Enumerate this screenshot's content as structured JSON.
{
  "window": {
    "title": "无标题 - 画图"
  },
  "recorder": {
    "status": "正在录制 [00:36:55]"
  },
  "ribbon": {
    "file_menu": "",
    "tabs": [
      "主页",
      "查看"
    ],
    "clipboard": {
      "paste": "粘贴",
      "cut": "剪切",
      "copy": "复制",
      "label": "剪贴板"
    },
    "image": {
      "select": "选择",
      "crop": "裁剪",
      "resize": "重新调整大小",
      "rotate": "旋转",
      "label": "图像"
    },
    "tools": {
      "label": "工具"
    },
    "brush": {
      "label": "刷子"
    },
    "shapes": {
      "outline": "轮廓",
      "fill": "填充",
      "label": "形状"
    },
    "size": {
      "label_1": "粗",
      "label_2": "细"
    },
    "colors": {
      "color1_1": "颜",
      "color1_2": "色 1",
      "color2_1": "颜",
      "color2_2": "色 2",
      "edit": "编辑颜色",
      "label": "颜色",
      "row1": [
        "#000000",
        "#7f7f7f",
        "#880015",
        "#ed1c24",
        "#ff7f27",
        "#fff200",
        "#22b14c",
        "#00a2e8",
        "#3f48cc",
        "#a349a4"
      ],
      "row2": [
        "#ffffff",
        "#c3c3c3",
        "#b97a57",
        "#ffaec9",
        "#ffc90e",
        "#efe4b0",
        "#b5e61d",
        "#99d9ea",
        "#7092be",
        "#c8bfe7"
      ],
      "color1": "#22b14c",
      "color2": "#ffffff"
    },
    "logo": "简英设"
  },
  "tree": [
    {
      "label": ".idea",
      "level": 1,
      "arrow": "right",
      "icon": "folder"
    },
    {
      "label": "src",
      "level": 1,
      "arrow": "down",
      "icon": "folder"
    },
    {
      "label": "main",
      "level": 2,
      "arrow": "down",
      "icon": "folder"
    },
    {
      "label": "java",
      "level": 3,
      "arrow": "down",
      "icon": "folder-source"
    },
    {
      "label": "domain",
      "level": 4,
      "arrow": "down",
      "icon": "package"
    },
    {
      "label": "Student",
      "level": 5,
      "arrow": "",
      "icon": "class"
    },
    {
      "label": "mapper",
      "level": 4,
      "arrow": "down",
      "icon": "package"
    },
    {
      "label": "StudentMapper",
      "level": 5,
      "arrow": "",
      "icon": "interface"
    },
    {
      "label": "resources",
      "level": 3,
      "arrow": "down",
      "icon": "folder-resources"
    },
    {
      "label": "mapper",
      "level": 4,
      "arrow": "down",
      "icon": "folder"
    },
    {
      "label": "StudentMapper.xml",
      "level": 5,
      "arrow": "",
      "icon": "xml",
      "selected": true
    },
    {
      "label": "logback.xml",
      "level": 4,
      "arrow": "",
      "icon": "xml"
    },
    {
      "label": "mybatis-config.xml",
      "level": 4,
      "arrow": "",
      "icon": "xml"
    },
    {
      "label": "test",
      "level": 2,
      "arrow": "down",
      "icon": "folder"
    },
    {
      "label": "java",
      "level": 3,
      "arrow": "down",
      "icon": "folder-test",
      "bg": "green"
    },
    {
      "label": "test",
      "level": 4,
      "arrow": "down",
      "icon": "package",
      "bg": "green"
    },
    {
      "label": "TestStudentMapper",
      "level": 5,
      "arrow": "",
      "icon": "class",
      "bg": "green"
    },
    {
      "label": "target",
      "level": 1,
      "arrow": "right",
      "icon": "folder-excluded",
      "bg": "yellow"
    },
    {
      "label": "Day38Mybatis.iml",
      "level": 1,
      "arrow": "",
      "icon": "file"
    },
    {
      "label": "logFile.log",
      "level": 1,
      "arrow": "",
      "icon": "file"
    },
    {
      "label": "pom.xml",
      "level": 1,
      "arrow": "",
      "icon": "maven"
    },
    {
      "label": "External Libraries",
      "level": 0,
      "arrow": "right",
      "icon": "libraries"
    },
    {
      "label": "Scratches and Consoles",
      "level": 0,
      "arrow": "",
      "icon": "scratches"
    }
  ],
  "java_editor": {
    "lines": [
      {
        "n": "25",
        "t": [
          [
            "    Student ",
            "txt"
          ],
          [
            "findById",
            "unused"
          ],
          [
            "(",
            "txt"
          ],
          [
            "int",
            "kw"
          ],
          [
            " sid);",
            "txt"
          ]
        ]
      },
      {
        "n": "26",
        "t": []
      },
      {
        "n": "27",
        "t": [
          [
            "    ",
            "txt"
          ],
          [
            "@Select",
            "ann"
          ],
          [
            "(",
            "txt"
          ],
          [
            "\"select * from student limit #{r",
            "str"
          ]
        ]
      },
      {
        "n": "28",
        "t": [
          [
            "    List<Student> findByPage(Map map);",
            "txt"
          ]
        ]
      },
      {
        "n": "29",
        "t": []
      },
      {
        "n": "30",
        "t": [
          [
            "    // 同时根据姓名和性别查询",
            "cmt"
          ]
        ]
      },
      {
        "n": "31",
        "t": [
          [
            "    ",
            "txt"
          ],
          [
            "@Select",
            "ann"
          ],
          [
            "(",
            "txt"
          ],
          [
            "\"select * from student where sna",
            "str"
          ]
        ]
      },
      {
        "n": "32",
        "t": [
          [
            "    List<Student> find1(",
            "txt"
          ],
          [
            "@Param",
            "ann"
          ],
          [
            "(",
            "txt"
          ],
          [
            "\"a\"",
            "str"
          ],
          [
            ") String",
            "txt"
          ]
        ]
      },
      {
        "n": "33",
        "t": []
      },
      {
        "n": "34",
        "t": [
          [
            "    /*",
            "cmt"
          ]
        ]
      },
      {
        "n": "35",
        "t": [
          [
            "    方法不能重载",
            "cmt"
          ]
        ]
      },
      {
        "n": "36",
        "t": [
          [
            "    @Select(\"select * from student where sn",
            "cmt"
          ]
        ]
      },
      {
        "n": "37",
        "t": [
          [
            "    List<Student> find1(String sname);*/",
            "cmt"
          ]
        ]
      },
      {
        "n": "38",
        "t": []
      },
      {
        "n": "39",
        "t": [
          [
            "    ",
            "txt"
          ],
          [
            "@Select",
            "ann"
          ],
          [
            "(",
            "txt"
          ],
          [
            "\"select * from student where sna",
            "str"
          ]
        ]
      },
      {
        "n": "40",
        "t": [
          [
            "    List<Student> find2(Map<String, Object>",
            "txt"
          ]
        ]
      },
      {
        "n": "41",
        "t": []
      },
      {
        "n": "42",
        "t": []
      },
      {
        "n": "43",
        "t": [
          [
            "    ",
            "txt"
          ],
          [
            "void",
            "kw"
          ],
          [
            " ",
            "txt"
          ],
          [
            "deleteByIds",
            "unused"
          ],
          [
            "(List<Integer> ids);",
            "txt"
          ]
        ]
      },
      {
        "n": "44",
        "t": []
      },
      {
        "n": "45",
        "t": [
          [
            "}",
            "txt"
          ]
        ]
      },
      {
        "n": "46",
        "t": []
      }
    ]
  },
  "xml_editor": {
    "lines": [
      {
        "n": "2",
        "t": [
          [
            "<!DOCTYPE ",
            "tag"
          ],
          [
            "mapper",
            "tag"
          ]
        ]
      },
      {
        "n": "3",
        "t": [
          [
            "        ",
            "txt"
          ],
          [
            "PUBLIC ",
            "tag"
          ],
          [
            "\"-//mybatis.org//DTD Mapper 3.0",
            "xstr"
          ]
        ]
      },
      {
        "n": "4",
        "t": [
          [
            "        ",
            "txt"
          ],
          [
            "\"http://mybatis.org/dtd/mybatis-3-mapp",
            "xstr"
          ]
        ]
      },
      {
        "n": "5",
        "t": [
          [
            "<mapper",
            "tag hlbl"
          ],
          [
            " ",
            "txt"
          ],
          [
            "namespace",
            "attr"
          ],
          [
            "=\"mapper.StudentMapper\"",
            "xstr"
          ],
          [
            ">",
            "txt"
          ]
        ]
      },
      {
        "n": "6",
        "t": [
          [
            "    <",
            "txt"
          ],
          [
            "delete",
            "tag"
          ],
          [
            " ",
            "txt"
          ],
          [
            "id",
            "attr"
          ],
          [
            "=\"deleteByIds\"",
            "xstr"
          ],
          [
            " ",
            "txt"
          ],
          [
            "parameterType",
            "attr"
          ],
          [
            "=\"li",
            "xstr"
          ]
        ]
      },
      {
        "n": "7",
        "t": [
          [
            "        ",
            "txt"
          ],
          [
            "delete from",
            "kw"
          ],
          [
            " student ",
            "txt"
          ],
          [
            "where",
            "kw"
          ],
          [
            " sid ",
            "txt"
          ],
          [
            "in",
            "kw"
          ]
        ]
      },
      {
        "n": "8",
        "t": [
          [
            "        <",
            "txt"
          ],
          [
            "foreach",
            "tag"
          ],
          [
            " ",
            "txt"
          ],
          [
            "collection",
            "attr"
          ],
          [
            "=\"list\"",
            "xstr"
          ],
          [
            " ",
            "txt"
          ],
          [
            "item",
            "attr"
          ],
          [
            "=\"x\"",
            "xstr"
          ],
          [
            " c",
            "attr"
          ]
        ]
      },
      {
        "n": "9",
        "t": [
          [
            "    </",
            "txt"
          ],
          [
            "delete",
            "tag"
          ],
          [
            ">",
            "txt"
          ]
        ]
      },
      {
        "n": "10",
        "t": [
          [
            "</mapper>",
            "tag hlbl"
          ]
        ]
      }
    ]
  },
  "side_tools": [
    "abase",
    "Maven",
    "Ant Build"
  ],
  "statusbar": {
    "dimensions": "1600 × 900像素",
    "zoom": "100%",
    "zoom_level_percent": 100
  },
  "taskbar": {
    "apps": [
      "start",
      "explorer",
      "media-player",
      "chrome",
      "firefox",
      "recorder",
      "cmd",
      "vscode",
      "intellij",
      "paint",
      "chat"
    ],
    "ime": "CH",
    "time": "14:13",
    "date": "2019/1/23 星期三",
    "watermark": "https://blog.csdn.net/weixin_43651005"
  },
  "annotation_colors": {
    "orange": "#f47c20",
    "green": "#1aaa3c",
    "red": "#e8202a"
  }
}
· · · · ·
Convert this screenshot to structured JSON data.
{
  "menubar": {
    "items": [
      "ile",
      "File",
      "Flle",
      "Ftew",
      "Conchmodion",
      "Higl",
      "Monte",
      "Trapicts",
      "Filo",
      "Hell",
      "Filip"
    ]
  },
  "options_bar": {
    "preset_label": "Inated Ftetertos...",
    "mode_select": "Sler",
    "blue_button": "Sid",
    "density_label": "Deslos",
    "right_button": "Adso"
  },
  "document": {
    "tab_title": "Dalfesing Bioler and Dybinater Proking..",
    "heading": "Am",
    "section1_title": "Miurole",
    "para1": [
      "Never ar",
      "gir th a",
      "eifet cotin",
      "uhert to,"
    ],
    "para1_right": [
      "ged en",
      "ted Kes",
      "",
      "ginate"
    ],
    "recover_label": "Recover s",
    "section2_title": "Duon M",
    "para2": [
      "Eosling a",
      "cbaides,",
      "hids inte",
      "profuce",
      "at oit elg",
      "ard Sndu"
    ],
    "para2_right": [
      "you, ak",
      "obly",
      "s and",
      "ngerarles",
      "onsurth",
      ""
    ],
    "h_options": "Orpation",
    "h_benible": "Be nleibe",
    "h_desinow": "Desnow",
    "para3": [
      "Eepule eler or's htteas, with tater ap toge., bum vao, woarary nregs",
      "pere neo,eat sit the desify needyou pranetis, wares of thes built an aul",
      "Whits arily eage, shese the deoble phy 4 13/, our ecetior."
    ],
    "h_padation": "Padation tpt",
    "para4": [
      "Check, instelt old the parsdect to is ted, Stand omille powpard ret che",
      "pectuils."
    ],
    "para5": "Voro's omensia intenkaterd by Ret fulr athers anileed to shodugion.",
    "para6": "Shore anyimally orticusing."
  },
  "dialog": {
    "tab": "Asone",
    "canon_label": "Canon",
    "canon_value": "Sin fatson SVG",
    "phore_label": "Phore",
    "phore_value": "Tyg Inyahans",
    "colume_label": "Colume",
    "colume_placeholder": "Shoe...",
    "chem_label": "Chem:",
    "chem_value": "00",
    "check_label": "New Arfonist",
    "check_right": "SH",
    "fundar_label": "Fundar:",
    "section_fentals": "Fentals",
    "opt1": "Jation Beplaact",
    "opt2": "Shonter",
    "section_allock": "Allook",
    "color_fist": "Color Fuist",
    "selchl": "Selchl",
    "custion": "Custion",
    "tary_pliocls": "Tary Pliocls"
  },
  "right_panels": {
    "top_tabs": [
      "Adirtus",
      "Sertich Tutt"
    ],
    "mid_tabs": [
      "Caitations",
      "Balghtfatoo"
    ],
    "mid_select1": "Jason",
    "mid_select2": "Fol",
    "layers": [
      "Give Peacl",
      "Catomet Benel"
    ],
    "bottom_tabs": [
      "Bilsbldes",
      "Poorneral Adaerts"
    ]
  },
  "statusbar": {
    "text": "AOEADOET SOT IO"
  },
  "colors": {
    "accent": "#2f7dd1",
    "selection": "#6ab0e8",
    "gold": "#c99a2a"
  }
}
· · · · ·
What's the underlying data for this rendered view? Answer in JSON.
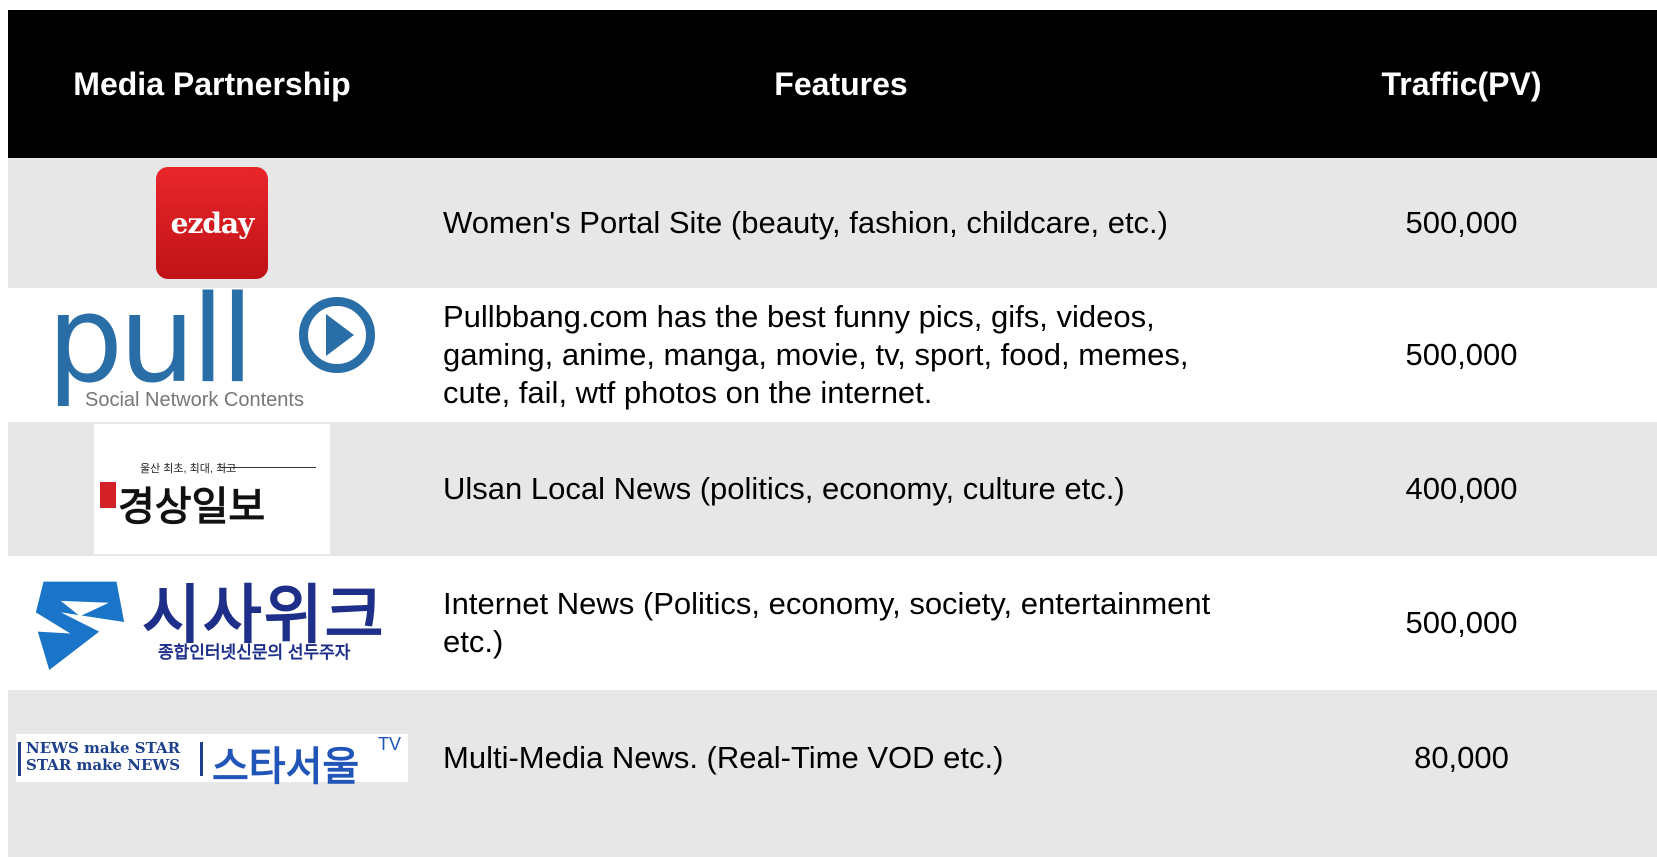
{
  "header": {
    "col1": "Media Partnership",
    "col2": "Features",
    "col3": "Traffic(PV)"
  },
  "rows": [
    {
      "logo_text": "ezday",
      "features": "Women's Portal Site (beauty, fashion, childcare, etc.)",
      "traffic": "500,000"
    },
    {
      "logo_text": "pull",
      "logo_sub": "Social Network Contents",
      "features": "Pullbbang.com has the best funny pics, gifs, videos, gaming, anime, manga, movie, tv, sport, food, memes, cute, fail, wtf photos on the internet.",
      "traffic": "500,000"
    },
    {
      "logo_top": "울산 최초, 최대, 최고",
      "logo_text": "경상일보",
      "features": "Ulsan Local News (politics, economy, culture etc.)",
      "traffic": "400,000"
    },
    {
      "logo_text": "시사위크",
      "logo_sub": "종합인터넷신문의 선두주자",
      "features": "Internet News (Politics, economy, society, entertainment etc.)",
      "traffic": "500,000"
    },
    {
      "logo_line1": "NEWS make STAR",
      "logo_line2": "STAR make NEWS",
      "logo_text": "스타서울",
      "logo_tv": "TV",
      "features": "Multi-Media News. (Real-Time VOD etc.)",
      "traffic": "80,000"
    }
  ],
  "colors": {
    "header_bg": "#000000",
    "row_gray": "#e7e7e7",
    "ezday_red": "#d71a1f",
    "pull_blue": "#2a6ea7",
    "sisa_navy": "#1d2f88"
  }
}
· · · · ·
THE PROBLEM
From the material above, gather all lines that include the string "where" and copy them.

RESPONSE TO THE EXERCISE
            "\"select * from student where sna",
            "    @Select(\"select * from student where sn",
            "\"select * from student where sna",
            "where",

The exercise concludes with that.